— BEGIN Records for the exercise —

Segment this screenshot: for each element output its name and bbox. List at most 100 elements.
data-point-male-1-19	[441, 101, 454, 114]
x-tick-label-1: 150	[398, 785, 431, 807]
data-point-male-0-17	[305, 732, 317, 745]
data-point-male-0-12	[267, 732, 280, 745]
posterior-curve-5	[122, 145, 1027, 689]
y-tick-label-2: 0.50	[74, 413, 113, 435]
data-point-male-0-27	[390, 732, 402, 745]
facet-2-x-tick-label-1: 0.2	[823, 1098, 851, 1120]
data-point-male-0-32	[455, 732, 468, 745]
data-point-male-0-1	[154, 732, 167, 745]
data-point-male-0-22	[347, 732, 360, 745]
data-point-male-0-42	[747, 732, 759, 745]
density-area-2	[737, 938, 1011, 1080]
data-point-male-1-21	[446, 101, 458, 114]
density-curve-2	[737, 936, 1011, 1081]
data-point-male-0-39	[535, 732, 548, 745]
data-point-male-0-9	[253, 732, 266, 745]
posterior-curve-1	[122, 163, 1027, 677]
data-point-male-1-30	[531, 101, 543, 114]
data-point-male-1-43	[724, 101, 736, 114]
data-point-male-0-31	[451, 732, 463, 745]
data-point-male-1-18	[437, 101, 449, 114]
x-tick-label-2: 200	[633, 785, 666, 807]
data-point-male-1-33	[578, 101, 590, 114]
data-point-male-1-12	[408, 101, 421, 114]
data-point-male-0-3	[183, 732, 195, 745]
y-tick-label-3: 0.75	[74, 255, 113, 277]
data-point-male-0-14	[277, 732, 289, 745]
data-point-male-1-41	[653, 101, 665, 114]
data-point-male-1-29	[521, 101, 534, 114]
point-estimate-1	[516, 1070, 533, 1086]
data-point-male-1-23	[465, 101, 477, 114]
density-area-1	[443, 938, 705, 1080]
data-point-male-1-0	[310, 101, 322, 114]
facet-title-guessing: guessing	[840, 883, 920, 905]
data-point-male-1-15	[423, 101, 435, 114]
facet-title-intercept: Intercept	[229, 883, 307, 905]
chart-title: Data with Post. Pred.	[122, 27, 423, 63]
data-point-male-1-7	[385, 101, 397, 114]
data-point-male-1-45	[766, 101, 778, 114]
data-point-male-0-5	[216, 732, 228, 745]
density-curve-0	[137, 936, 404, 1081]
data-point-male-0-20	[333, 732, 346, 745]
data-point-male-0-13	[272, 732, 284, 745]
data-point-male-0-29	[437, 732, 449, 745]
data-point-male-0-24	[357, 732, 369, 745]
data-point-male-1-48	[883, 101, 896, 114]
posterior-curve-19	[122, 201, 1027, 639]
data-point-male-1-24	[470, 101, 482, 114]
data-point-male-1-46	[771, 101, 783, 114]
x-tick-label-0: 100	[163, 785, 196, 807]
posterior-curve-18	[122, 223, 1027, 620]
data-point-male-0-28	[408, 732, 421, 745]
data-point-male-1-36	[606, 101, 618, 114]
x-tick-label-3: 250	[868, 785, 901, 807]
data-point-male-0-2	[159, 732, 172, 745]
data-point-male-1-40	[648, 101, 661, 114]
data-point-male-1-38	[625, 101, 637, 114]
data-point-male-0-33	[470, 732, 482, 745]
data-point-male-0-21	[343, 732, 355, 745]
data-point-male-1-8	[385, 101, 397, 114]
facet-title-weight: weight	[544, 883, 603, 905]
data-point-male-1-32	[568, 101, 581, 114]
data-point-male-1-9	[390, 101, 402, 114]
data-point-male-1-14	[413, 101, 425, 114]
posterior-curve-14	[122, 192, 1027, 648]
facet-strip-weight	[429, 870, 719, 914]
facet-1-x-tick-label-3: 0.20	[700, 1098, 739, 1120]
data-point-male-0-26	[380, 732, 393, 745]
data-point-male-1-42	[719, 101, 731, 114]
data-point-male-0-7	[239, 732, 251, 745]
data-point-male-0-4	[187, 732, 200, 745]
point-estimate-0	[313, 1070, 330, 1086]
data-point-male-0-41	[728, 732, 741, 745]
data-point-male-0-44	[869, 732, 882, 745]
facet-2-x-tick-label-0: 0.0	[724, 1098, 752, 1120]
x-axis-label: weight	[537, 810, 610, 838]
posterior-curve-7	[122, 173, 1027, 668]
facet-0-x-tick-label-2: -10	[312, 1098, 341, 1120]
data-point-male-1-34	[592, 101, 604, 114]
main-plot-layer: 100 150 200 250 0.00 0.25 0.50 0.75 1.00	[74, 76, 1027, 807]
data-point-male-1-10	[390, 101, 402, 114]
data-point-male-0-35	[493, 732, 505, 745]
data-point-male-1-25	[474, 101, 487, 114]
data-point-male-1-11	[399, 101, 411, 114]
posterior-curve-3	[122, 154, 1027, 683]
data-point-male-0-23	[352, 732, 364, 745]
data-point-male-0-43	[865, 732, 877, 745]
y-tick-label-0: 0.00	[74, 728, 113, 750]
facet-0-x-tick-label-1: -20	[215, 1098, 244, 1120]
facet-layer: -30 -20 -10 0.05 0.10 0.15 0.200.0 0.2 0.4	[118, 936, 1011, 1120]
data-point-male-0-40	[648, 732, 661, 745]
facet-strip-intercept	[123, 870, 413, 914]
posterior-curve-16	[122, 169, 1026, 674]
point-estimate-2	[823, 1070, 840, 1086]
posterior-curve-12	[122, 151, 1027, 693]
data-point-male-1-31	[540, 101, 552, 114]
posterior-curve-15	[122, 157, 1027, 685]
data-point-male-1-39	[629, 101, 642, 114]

— END Records for the exercise —
— BEGIN Records for the exercise —

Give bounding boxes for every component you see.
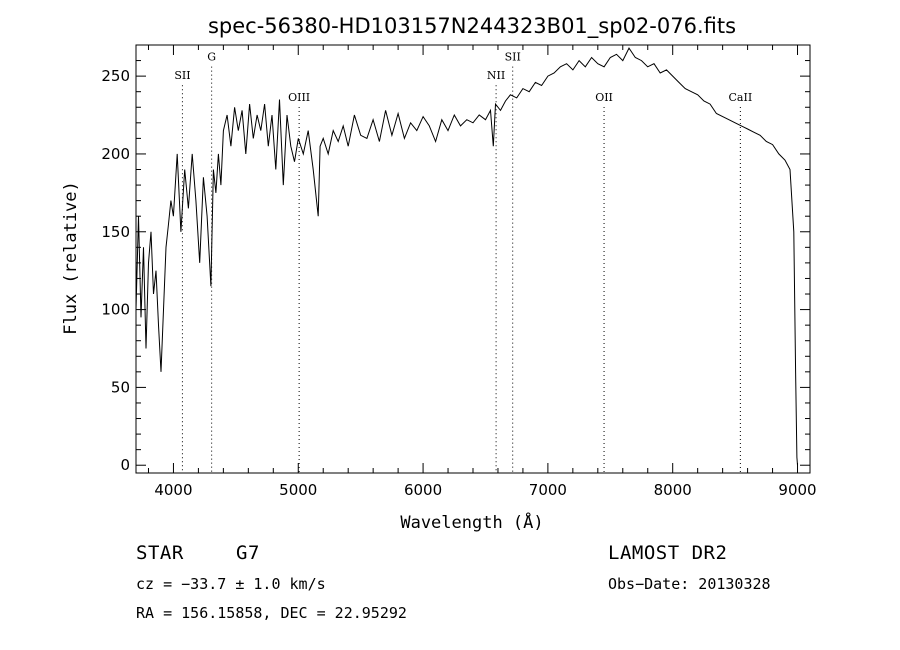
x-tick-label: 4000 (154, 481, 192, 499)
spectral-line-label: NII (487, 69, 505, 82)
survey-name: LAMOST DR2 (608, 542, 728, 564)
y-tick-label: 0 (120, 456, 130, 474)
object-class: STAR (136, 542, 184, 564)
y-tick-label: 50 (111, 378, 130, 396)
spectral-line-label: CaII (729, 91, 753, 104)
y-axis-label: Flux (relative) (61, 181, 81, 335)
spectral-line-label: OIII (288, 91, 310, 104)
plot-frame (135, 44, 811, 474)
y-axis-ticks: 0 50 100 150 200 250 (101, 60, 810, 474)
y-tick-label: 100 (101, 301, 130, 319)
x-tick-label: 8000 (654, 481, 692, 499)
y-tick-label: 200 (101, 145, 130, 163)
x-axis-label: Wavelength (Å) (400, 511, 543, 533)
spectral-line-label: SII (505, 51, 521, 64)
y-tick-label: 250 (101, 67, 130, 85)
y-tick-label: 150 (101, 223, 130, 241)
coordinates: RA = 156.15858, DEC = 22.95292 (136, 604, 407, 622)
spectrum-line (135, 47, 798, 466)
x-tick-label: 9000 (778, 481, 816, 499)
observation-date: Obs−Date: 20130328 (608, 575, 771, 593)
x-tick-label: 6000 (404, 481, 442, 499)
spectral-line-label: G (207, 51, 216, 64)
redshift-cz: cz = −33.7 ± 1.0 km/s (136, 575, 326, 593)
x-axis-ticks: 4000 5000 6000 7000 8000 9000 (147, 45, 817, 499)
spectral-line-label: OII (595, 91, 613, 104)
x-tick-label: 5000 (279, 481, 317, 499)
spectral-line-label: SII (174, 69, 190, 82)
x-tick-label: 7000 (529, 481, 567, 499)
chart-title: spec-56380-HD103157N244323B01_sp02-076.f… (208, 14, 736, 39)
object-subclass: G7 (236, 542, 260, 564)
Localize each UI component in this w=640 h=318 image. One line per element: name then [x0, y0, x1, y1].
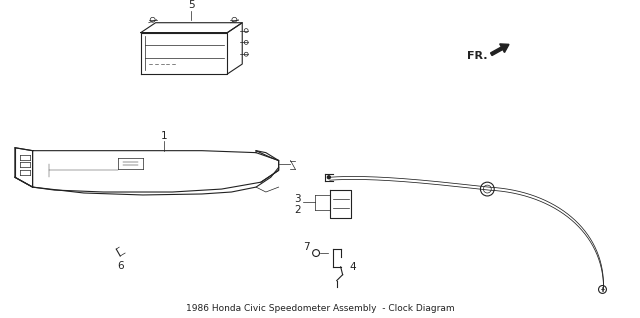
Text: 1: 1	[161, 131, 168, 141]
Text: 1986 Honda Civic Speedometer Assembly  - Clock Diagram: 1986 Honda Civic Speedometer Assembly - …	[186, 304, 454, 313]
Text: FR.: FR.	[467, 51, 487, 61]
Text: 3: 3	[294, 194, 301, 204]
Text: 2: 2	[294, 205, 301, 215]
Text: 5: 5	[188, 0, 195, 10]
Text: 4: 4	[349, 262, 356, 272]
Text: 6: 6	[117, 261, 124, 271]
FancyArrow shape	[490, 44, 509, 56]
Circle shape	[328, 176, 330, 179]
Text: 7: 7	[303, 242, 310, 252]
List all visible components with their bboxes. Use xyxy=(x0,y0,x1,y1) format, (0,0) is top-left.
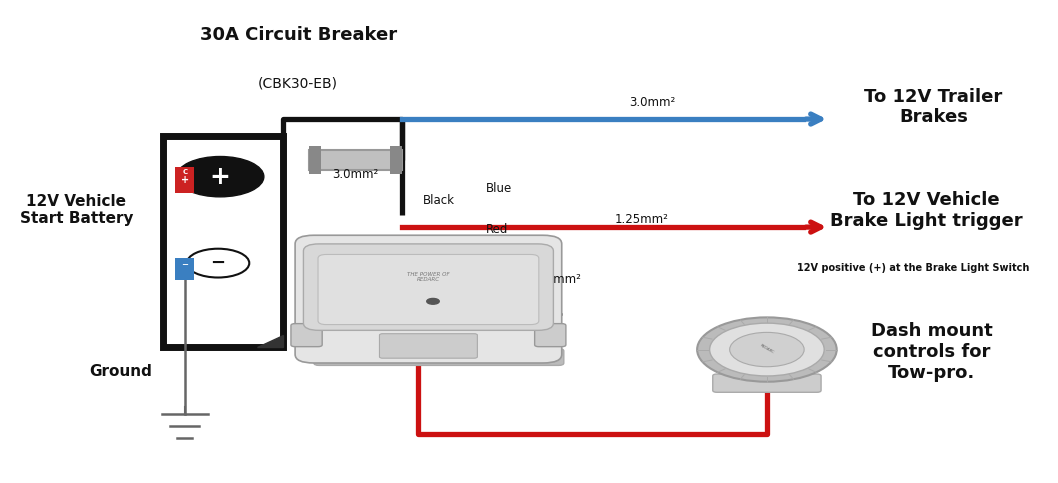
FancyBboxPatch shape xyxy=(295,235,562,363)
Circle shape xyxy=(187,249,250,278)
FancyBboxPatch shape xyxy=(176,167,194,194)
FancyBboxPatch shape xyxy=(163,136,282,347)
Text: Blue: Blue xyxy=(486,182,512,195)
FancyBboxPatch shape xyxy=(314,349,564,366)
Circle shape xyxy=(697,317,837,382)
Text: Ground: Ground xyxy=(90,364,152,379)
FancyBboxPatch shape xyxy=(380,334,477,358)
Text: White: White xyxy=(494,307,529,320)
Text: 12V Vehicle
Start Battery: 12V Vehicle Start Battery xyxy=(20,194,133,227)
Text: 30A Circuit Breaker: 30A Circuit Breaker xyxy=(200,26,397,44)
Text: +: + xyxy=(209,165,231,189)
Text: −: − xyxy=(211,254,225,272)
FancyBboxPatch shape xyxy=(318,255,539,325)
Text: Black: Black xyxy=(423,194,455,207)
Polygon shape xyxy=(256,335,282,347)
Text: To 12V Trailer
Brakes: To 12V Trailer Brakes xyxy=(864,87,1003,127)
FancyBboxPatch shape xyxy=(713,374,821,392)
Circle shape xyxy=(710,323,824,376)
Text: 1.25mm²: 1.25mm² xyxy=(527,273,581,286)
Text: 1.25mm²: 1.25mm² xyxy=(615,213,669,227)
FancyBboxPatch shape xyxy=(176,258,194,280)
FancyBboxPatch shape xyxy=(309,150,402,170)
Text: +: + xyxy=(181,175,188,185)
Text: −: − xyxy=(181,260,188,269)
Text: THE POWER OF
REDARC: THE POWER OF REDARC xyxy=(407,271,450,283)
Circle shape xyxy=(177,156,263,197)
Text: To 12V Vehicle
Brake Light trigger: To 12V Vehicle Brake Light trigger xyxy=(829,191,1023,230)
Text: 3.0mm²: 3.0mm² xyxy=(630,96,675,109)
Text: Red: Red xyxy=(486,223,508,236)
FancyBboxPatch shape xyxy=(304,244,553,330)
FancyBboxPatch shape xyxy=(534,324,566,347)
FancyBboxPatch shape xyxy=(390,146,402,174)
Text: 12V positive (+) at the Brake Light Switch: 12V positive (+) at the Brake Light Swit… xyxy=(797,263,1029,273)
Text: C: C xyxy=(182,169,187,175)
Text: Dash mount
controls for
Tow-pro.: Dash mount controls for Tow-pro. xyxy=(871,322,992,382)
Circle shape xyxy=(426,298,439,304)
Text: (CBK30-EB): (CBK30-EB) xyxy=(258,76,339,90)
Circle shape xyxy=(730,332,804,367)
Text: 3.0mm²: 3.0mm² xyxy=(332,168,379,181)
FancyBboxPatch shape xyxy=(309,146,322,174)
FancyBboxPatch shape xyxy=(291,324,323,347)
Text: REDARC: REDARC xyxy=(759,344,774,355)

— END Records for the exercise —

# Task goal
Rename "spectral-line-label" to "emission-line-label" everywhere from the line containing "x-tick-label: 4000 (154, 481, 192, 499)" down to the line containing "List all visible". Reproduce those lines otherwise unchanged, and omit the pictures.

# Result below
x-tick-label: 4000 (154, 481, 192, 499)
emission-line-label: NII (487, 69, 505, 82)
survey-name: LAMOST DR2 (608, 542, 728, 564)
y-tick-label: 0 (120, 456, 130, 474)
object-class: STAR (136, 542, 184, 564)
y-tick-label: 50 (111, 378, 130, 396)
emission-line-label: CaII (729, 91, 753, 104)
y-axis-label: Flux (relative) (61, 181, 81, 335)
emission-line-label: OIII (288, 91, 310, 104)
plot-frame (135, 44, 811, 474)
y-axis-ticks: 0 50 100 150 200 250 (101, 60, 810, 474)
y-tick-label: 100 (101, 301, 130, 319)
x-tick-label: 8000 (654, 481, 692, 499)
y-tick-label: 200 (101, 145, 130, 163)
x-axis-label: Wavelength (Å) (400, 511, 543, 533)
emission-line-label: SII (505, 51, 521, 64)
y-tick-label: 250 (101, 67, 130, 85)
y-tick-label: 150 (101, 223, 130, 241)
coordinates: RA = 156.15858, DEC = 22.95292 (136, 604, 407, 622)
spectrum-line (135, 47, 798, 466)
x-tick-label: 9000 (778, 481, 816, 499)
observation-date: Obs−Date: 20130328 (608, 575, 771, 593)
x-tick-label: 6000 (404, 481, 442, 499)
emission-line-label: G (207, 51, 216, 64)
redshift-cz: cz = −33.7 ± 1.0 km/s (136, 575, 326, 593)
x-axis-ticks: 4000 5000 6000 7000 8000 9000 (147, 45, 817, 499)
emission-line-label: OII (595, 91, 613, 104)
x-tick-label: 5000 (279, 481, 317, 499)
emission-line-label: SII (174, 69, 190, 82)
x-tick-label: 7000 (529, 481, 567, 499)
chart-title: spec-56380-HD103157N244323B01_sp02-076.f… (208, 14, 736, 39)
object-subclass: G7 (236, 542, 260, 564)
Localize each UI component in this w=640 h=318 image. One line per element: name then [x0, y0, x1, y1].
Text: 1: 1	[161, 131, 168, 141]
Text: 1986 Honda Civic Speedometer Assembly  - Clock Diagram: 1986 Honda Civic Speedometer Assembly - …	[186, 304, 454, 313]
Text: FR.: FR.	[467, 51, 487, 61]
Text: 3: 3	[294, 194, 301, 204]
Text: 2: 2	[294, 205, 301, 215]
Text: 5: 5	[188, 0, 195, 10]
Text: 4: 4	[349, 262, 356, 272]
Text: 6: 6	[117, 261, 124, 271]
FancyArrow shape	[490, 44, 509, 56]
Circle shape	[328, 176, 330, 179]
Text: 7: 7	[303, 242, 310, 252]
List all visible components with their bboxes. Use xyxy=(x0,y0,x1,y1) format, (0,0) is top-left.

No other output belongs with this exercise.